──────── Supplied records ────────

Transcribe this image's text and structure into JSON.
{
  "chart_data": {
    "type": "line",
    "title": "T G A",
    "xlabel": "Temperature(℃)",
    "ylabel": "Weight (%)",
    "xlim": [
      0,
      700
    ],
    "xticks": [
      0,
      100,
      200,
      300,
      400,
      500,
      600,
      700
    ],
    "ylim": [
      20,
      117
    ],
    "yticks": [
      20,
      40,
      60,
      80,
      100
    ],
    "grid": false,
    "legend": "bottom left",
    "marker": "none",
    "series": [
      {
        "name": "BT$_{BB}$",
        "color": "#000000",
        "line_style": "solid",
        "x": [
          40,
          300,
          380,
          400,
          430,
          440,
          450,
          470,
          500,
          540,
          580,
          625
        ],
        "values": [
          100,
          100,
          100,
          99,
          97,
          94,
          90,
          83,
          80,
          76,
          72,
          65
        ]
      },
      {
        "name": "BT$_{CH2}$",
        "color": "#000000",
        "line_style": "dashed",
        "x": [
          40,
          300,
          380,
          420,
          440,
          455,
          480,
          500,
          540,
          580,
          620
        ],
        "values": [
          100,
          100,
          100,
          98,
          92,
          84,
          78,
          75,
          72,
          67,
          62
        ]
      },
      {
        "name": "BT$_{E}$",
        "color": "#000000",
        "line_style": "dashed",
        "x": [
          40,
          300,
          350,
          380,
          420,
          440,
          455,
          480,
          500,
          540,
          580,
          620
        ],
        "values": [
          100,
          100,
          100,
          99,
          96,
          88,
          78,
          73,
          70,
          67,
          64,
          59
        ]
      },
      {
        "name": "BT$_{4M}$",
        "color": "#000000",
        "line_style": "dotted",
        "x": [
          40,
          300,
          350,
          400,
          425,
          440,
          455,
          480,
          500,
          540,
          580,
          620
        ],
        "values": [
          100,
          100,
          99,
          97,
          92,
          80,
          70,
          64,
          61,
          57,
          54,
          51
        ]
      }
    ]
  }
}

────────
──────── Supplied records ────────

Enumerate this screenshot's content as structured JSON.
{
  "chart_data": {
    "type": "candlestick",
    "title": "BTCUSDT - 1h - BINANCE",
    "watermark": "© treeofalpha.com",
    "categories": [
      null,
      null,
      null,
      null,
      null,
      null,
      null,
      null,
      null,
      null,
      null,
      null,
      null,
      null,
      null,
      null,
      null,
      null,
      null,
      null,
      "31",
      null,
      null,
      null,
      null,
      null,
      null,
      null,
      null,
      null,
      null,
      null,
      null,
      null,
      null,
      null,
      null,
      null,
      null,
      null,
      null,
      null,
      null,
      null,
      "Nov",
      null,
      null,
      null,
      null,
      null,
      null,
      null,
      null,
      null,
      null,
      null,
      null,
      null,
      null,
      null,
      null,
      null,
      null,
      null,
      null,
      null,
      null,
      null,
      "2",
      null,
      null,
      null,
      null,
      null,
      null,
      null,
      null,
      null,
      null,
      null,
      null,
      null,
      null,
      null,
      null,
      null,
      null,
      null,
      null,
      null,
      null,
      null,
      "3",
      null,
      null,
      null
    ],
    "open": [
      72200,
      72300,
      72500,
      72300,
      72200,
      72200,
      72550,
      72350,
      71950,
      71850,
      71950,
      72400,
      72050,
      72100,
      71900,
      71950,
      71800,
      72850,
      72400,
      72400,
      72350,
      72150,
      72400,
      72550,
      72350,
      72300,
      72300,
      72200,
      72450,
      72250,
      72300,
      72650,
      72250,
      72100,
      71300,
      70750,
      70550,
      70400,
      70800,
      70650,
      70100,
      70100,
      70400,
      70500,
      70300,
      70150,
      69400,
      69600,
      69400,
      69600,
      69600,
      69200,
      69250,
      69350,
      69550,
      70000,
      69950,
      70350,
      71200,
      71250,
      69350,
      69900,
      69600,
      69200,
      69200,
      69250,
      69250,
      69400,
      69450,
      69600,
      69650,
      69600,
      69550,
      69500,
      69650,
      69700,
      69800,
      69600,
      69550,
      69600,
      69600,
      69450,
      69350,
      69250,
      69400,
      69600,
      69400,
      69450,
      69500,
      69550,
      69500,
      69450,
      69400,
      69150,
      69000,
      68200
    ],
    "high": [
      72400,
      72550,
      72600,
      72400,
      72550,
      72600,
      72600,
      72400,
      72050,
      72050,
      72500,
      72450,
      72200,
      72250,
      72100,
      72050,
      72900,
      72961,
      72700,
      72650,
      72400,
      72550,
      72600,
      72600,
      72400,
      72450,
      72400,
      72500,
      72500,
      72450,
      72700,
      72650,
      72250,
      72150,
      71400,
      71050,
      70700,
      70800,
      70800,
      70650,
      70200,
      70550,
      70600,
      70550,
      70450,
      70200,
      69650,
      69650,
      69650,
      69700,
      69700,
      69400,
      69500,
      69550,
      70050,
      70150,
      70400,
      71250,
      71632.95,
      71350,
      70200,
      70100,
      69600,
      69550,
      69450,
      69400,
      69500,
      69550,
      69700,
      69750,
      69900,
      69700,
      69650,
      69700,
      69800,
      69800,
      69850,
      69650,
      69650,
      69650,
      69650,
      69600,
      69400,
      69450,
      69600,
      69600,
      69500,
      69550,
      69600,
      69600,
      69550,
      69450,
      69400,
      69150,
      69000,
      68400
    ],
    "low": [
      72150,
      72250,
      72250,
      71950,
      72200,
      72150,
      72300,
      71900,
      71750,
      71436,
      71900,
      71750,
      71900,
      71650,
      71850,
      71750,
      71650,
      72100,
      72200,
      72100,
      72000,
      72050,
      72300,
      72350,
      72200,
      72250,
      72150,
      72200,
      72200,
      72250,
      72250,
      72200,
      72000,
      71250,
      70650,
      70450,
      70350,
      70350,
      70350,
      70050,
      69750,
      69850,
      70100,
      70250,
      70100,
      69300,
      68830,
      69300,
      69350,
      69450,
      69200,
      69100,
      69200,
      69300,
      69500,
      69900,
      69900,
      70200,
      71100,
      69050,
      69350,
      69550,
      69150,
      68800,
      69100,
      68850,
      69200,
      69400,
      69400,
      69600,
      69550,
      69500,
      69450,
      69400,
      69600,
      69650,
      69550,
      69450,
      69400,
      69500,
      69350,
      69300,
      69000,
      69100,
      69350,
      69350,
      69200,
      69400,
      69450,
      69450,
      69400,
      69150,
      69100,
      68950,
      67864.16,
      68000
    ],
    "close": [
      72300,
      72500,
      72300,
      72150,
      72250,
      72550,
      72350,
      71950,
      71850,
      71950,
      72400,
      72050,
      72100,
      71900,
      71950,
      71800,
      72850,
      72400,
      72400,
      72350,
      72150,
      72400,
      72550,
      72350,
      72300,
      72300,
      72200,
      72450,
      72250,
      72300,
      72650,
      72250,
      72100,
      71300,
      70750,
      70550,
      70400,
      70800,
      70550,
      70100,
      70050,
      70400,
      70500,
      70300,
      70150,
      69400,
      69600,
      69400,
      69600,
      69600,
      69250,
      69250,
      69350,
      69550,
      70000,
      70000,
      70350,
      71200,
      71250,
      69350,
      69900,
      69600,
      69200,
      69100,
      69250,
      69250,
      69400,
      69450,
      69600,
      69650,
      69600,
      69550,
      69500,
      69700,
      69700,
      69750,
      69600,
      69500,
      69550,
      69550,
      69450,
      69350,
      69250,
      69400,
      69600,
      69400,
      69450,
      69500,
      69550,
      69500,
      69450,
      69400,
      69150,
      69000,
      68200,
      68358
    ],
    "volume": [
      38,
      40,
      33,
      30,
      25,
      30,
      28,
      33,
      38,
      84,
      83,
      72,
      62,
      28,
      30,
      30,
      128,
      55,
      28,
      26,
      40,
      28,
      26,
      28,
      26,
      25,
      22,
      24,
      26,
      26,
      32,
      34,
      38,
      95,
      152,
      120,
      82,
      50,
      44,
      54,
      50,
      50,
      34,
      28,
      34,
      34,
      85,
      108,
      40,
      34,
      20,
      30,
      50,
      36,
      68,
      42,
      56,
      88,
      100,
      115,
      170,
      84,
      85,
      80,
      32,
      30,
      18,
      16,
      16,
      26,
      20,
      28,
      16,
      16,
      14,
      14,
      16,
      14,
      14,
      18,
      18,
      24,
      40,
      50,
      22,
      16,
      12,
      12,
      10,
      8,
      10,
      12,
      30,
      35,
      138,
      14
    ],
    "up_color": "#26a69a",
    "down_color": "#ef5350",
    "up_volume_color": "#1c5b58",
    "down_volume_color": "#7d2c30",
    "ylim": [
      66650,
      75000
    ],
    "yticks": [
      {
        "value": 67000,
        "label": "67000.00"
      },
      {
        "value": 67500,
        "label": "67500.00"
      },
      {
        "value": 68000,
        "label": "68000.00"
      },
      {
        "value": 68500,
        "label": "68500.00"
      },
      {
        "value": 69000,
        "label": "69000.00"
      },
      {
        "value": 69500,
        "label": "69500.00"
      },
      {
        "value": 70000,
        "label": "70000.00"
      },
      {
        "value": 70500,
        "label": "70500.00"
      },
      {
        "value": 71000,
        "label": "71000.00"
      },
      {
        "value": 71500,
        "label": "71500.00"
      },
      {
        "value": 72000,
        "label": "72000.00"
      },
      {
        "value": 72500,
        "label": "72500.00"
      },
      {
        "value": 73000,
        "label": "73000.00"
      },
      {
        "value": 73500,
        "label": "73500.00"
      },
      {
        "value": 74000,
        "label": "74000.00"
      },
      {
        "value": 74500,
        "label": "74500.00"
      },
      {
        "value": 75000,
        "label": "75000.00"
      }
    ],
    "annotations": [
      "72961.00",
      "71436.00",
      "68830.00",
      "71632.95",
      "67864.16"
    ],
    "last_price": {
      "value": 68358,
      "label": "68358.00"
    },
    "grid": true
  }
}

────────

Exercise objective:
Where a line contains "JSON", copy that line.

The response:
Transcribe this image's text and structure into JSON.
Enumerate this screenshot's content as structured JSON.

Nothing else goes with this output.